--- START ---

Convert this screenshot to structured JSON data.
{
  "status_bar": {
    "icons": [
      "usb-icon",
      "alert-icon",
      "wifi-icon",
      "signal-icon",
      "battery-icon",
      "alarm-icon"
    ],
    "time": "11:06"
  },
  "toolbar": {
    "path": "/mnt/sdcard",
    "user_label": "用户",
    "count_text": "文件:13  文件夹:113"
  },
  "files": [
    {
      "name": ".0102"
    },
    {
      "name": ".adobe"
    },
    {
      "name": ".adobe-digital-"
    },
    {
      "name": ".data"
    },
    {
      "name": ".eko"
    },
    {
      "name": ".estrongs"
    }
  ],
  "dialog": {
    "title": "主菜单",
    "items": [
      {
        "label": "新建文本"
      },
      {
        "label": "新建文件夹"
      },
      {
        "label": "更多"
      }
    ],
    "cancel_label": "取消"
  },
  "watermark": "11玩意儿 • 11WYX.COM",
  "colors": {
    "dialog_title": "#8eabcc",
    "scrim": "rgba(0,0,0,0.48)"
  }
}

--- END ---

» **Required task**
Each line above must be reproduced exactly as it stands.

» **Full response**
Convert this screenshot to structured JSON data.
{
  "status_bar": {
    "icons": [
      "usb-icon",
      "alert-icon",
      "wifi-icon",
      "signal-icon",
      "battery-icon",
      "alarm-icon"
    ],
    "time": "11:06"
  },
  "toolbar": {
    "path": "/mnt/sdcard",
    "user_label": "用户",
    "count_text": "文件:13  文件夹:113"
  },
  "files": [
    {
      "name": ".0102"
    },
    {
      "name": ".adobe"
    },
    {
      "name": ".adobe-digital-"
    },
    {
      "name": ".data"
    },
    {
      "name": ".eko"
    },
    {
      "name": ".estrongs"
    }
  ],
  "dialog": {
    "title": "主菜单",
    "items": [
      {
        "label": "新建文本"
      },
      {
        "label": "新建文件夹"
      },
      {
        "label": "更多"
      }
    ],
    "cancel_label": "取消"
  },
  "watermark": "11玩意儿 • 11WYX.COM",
  "colors": {
    "dialog_title": "#8eabcc",
    "scrim": "rgba(0,0,0,0.48)"
  }
}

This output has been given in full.